- _PROBLEM DESCRIPTION_
Please repeat all of the listing exactly.

- _DATA PROVIDED_
====

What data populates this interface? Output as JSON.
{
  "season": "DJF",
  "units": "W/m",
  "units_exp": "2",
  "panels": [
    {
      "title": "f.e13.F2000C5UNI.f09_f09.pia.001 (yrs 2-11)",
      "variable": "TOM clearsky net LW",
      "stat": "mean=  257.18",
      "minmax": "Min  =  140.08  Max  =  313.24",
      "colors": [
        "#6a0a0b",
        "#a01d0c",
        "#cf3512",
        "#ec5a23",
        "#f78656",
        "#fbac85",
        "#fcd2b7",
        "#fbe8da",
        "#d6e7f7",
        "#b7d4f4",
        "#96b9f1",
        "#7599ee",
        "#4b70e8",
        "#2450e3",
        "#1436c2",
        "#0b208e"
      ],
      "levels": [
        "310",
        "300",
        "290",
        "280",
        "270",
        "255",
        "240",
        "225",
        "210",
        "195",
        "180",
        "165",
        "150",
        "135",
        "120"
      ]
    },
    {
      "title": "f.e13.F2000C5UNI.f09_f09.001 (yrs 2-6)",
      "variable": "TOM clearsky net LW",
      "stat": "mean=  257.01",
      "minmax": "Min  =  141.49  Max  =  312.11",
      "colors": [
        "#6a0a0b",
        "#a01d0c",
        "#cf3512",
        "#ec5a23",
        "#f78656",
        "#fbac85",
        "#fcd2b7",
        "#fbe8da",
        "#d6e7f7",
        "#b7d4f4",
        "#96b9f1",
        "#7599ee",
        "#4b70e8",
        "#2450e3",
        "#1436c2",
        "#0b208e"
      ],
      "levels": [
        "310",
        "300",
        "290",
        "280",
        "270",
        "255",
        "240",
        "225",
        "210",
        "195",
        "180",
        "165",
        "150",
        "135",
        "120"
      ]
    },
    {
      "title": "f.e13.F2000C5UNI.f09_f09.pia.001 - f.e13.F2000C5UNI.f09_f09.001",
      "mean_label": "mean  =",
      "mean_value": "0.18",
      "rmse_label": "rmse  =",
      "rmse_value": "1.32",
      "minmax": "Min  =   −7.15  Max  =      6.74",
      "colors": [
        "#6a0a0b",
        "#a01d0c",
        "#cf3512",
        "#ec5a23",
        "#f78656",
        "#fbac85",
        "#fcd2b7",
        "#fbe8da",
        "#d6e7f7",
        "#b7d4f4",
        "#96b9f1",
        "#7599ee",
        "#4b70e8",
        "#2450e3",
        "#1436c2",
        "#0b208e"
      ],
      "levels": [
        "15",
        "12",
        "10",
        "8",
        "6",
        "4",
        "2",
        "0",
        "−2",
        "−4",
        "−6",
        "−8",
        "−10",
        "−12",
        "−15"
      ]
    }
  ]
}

====

- _THE RESPONSE_
What data populates this interface? Output as JSON.
{
  "season": "DJF",
  "units": "W/m",
  "units_exp": "2",
  "panels": [
    {
      "title": "f.e13.F2000C5UNI.f09_f09.pia.001 (yrs 2-11)",
      "variable": "TOM clearsky net LW",
      "stat": "mean=  257.18",
      "minmax": "Min  =  140.08  Max  =  313.24",
      "colors": [
        "#6a0a0b",
        "#a01d0c",
        "#cf3512",
        "#ec5a23",
        "#f78656",
        "#fbac85",
        "#fcd2b7",
        "#fbe8da",
        "#d6e7f7",
        "#b7d4f4",
        "#96b9f1",
        "#7599ee",
        "#4b70e8",
        "#2450e3",
        "#1436c2",
        "#0b208e"
      ],
      "levels": [
        "310",
        "300",
        "290",
        "280",
        "270",
        "255",
        "240",
        "225",
        "210",
        "195",
        "180",
        "165",
        "150",
        "135",
        "120"
      ]
    },
    {
      "title": "f.e13.F2000C5UNI.f09_f09.001 (yrs 2-6)",
      "variable": "TOM clearsky net LW",
      "stat": "mean=  257.01",
      "minmax": "Min  =  141.49  Max  =  312.11",
      "colors": [
        "#6a0a0b",
        "#a01d0c",
        "#cf3512",
        "#ec5a23",
        "#f78656",
        "#fbac85",
        "#fcd2b7",
        "#fbe8da",
        "#d6e7f7",
        "#b7d4f4",
        "#96b9f1",
        "#7599ee",
        "#4b70e8",
        "#2450e3",
        "#1436c2",
        "#0b208e"
      ],
      "levels": [
        "310",
        "300",
        "290",
        "280",
        "270",
        "255",
        "240",
        "225",
        "210",
        "195",
        "180",
        "165",
        "150",
        "135",
        "120"
      ]
    },
    {
      "title": "f.e13.F2000C5UNI.f09_f09.pia.001 - f.e13.F2000C5UNI.f09_f09.001",
      "mean_label": "mean  =",
      "mean_value": "0.18",
      "rmse_label": "rmse  =",
      "rmse_value": "1.32",
      "minmax": "Min  =   −7.15  Max  =      6.74",
      "colors": [
        "#6a0a0b",
        "#a01d0c",
        "#cf3512",
        "#ec5a23",
        "#f78656",
        "#fbac85",
        "#fcd2b7",
        "#fbe8da",
        "#d6e7f7",
        "#b7d4f4",
        "#96b9f1",
        "#7599ee",
        "#4b70e8",
        "#2450e3",
        "#1436c2",
        "#0b208e"
      ],
      "levels": [
        "15",
        "12",
        "10",
        "8",
        "6",
        "4",
        "2",
        "0",
        "−2",
        "−4",
        "−6",
        "−8",
        "−10",
        "−12",
        "−15"
      ]
    }
  ]
}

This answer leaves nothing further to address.